Task directions> List each line holding the string "this".

★ ★ ★ ★ ★ ★ ★

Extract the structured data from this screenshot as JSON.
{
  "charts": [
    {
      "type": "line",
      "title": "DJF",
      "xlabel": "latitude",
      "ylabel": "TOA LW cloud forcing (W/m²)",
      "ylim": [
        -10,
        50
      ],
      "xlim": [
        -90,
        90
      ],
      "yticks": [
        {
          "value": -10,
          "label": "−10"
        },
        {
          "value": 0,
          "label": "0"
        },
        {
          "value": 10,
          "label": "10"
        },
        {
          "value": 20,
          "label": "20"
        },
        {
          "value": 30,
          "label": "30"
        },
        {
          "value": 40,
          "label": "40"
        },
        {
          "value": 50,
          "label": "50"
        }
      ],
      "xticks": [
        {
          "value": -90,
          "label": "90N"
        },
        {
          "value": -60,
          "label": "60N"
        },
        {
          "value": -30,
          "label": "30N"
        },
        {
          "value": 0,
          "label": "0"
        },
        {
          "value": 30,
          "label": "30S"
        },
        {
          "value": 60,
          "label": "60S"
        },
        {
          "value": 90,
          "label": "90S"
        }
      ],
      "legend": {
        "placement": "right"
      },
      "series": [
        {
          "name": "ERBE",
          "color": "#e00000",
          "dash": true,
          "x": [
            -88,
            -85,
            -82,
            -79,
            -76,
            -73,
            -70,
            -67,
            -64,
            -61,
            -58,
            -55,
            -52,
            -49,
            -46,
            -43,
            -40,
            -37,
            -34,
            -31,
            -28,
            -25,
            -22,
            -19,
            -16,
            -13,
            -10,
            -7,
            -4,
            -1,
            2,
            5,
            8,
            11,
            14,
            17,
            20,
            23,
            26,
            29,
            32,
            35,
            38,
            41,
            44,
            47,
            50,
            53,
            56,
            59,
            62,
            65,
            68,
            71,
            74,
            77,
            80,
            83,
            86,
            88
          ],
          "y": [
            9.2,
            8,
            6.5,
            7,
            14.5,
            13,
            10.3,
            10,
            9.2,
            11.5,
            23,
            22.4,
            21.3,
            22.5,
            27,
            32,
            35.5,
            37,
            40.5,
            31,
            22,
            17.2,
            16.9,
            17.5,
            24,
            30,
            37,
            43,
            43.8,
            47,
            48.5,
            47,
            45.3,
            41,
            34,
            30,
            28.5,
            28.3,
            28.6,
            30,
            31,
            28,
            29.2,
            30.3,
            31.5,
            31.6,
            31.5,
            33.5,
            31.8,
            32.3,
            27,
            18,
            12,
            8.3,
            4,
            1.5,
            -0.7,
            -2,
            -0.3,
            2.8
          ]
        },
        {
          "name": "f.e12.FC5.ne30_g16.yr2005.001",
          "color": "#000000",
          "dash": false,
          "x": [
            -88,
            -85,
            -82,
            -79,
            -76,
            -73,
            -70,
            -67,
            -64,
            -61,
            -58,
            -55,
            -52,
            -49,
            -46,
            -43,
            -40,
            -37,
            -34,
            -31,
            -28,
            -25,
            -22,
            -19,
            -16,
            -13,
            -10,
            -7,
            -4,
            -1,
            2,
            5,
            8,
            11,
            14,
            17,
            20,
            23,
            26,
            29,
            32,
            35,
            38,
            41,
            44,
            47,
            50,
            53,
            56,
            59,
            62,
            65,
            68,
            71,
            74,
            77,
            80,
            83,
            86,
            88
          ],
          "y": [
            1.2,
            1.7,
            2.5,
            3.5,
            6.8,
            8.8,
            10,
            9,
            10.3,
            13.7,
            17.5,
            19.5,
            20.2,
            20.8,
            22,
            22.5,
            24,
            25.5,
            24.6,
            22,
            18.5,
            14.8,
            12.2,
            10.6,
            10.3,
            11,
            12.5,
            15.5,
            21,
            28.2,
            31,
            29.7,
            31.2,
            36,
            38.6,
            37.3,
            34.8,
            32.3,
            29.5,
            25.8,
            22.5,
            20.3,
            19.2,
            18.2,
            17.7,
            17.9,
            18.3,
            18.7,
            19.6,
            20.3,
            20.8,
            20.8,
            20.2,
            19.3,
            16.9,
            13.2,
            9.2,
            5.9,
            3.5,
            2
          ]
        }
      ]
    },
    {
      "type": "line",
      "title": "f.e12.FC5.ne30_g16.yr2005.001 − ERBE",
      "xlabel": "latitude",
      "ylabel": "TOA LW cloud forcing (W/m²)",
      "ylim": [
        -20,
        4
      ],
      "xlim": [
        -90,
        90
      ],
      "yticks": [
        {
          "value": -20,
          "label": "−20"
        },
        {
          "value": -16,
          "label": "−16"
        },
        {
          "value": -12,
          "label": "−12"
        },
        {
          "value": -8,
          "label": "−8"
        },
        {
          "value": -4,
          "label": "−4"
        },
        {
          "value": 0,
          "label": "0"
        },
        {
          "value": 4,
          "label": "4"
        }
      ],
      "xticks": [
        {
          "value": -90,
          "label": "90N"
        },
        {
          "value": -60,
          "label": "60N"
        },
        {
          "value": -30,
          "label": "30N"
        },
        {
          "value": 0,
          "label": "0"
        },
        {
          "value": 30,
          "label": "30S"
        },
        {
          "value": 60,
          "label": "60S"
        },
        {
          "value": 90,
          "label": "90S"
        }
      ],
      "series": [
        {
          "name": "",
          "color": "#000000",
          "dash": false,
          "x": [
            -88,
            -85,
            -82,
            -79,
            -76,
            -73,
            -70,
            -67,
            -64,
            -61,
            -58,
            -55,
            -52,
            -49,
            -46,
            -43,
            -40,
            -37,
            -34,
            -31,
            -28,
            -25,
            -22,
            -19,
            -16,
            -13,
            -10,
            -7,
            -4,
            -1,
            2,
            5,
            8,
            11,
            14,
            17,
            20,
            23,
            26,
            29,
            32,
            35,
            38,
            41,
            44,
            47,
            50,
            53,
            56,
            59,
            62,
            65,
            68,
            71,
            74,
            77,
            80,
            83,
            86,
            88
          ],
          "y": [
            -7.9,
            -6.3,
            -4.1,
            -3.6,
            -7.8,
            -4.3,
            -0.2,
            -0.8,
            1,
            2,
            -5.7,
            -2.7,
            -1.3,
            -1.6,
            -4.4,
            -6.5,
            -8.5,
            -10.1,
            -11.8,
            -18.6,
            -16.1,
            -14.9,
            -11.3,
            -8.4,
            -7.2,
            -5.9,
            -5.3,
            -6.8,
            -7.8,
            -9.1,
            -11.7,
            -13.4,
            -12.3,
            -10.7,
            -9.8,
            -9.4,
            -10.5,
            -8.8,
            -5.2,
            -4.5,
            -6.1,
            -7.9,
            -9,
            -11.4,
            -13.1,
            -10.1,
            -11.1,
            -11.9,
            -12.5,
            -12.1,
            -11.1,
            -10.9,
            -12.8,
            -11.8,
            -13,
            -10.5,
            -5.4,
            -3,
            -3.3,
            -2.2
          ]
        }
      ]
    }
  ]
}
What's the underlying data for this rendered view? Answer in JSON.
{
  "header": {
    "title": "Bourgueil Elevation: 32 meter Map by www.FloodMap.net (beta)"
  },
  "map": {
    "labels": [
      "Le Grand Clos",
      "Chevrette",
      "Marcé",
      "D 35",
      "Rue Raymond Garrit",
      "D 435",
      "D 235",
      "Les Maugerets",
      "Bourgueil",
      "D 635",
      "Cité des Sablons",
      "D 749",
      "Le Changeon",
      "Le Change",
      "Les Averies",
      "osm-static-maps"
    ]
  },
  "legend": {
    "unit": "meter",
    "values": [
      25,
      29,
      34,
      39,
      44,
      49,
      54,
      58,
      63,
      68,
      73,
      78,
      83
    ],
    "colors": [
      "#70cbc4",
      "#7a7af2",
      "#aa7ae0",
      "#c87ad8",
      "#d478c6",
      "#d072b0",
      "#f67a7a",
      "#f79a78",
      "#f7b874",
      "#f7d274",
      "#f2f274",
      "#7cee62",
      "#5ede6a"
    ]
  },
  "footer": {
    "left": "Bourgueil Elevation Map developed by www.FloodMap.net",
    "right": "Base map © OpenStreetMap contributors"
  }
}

★ ★ ★ ★ ★ ★ ★

Exercise answer>
Extract the structured data from this screenshot as JSON.
What's the underlying data for this rendered view? Answer in JSON.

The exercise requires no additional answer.